TO BE DONE — Using the data beneath, show every line that includes the word "Robinson".

[Figure content listings]
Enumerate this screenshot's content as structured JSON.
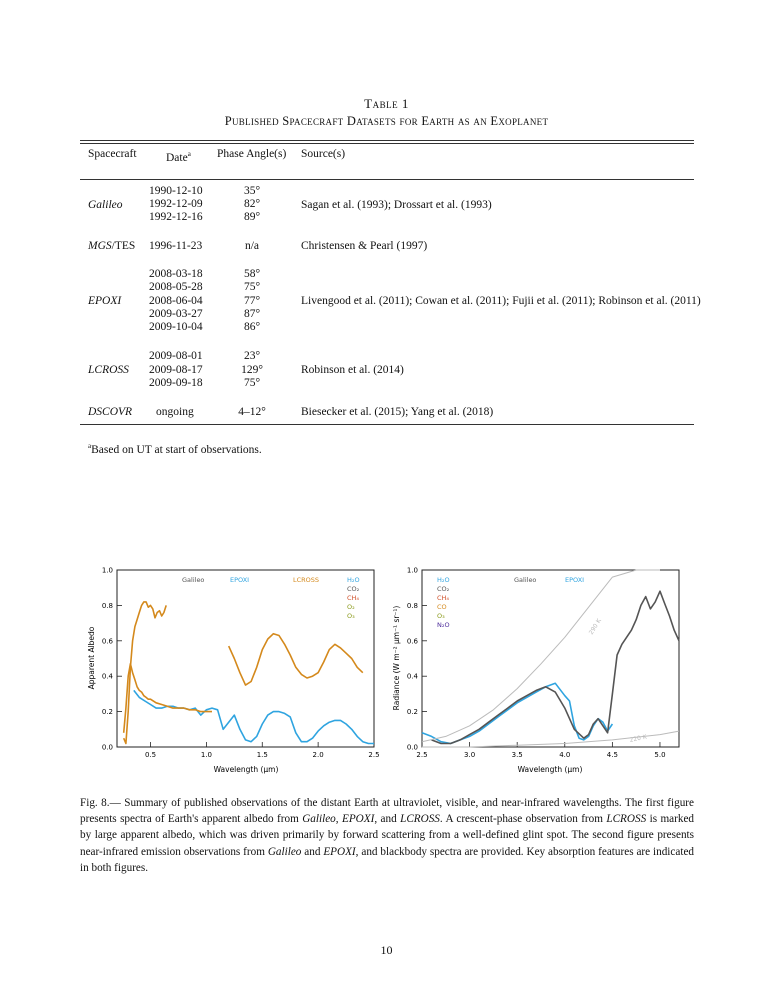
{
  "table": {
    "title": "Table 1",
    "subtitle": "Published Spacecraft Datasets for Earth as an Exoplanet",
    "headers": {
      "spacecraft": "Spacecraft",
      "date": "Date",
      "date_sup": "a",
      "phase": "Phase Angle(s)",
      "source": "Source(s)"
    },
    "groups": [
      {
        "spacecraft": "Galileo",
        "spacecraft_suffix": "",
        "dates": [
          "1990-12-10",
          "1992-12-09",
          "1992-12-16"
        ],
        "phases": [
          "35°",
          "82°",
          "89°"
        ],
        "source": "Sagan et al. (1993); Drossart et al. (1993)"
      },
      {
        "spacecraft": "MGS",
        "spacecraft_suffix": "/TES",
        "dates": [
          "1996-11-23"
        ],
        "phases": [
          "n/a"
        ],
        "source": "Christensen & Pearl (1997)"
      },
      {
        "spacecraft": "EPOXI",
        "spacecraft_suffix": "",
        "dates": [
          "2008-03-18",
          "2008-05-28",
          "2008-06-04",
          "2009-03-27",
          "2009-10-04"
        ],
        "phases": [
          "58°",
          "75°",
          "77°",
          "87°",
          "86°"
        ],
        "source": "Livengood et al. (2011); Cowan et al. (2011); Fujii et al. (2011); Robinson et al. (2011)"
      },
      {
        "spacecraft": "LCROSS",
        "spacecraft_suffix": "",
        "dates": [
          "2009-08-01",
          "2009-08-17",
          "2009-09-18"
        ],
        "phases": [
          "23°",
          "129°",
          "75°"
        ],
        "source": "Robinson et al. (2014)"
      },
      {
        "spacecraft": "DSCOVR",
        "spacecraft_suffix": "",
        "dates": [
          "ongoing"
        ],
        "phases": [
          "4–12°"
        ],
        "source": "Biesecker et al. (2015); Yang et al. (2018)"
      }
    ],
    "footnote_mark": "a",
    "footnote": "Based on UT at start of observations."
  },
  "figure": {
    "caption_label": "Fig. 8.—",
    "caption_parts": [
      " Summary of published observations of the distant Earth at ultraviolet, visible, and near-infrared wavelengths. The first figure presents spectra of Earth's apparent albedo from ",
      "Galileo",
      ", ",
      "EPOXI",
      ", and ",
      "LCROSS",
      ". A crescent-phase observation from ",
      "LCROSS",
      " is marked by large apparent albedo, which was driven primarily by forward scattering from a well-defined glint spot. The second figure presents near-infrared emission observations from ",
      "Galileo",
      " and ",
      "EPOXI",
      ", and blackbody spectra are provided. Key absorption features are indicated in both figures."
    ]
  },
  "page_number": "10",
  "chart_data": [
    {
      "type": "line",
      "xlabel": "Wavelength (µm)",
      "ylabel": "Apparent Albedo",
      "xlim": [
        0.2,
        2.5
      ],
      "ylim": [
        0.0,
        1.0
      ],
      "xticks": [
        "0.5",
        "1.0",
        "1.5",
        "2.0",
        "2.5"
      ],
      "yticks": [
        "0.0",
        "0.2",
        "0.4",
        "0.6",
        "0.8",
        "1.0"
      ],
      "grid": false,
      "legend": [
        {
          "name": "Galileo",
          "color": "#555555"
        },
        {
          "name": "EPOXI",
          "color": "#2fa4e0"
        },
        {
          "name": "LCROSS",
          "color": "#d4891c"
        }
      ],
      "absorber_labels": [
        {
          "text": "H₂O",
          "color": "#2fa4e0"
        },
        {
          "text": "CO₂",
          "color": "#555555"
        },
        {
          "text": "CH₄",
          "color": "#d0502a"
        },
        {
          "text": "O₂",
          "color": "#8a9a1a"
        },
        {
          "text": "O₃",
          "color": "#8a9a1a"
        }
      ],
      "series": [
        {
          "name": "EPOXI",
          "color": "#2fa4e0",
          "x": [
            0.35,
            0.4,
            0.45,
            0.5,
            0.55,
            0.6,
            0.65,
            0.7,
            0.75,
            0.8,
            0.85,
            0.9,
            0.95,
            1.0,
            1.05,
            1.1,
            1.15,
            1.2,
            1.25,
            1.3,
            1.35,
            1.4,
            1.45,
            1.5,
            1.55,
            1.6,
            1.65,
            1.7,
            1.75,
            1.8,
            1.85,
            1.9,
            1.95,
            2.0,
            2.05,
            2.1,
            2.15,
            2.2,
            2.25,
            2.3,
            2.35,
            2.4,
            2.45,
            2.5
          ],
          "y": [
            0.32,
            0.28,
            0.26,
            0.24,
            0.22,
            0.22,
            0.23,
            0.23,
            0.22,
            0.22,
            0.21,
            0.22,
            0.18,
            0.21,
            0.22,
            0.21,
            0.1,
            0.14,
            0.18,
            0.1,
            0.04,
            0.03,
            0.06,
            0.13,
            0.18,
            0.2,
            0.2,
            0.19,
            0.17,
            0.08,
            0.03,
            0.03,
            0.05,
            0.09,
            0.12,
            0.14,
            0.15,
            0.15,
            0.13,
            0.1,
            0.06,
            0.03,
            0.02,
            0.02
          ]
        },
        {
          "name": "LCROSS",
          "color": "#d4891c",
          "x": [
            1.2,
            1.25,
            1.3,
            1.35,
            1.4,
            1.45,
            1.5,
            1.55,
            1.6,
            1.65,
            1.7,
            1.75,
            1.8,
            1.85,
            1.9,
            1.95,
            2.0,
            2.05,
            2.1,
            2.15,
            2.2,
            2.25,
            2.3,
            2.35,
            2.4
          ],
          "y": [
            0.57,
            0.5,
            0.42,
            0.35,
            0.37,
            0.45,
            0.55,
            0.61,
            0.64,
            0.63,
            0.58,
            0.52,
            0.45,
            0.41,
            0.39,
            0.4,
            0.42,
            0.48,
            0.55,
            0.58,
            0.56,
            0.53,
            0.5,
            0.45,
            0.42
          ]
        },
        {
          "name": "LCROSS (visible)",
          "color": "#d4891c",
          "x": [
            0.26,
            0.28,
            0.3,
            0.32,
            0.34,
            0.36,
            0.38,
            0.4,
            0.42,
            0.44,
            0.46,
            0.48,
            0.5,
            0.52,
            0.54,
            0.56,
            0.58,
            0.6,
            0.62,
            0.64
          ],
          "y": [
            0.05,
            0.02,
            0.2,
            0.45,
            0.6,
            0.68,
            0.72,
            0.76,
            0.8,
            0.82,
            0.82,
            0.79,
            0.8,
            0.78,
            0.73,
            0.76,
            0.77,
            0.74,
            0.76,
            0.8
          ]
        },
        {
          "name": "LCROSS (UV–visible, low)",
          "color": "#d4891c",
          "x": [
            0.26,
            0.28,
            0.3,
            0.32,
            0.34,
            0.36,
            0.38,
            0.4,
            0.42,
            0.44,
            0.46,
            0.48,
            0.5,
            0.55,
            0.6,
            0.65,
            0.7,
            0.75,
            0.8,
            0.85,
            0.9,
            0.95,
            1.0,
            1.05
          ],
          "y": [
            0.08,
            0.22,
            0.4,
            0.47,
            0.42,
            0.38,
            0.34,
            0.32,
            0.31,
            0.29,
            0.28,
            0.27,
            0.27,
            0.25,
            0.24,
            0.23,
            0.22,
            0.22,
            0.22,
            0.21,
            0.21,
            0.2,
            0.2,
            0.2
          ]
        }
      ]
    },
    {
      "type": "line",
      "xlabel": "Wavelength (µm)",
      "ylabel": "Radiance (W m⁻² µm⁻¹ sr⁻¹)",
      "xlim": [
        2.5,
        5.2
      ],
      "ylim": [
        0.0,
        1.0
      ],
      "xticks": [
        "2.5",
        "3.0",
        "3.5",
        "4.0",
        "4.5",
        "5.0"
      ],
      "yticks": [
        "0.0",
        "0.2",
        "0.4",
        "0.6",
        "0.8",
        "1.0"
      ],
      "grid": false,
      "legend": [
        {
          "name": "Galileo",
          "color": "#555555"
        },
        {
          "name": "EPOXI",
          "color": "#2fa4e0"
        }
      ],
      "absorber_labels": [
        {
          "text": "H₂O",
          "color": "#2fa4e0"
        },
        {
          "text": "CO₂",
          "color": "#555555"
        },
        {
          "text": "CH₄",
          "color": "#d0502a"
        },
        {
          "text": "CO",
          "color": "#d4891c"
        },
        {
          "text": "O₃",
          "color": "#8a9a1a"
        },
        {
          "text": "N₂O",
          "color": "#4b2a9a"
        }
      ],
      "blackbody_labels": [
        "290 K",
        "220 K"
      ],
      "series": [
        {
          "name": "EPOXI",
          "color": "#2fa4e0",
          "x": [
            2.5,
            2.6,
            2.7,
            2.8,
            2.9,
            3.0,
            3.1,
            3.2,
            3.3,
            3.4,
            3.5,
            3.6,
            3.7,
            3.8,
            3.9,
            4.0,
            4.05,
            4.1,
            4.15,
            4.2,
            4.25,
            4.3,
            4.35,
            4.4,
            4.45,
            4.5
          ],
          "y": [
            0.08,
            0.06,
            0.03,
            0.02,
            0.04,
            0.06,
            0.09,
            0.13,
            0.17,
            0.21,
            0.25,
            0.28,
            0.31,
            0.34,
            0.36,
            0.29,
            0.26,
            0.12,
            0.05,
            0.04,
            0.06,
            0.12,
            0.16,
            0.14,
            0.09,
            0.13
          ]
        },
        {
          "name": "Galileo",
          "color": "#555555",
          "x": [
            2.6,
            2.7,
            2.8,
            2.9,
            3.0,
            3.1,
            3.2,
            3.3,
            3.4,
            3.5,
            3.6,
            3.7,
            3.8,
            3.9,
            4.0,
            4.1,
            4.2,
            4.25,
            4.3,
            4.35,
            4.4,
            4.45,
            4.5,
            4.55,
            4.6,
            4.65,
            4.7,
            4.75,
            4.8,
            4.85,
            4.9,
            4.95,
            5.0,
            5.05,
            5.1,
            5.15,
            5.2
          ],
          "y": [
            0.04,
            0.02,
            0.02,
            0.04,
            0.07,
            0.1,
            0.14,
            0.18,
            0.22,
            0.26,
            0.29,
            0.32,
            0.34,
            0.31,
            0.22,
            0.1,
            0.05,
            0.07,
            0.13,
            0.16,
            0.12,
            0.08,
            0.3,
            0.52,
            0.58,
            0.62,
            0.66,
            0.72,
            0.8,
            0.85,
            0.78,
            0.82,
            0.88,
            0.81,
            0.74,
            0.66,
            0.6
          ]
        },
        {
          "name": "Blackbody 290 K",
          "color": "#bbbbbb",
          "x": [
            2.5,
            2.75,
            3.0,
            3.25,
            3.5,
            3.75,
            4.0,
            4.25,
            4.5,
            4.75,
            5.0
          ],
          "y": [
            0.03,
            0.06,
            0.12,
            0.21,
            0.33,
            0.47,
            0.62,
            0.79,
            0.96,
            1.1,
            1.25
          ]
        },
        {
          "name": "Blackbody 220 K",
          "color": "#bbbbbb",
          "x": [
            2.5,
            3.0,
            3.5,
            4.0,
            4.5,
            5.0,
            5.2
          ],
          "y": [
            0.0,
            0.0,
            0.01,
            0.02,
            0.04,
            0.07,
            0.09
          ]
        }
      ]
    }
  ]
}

THE ANSWER —
        "source": "Livengood et al. (2011); Cowan et al. (2011); Fujii et al. (2011); Robinson et al. (2011)"
        "source": "Robinson et al. (2014)"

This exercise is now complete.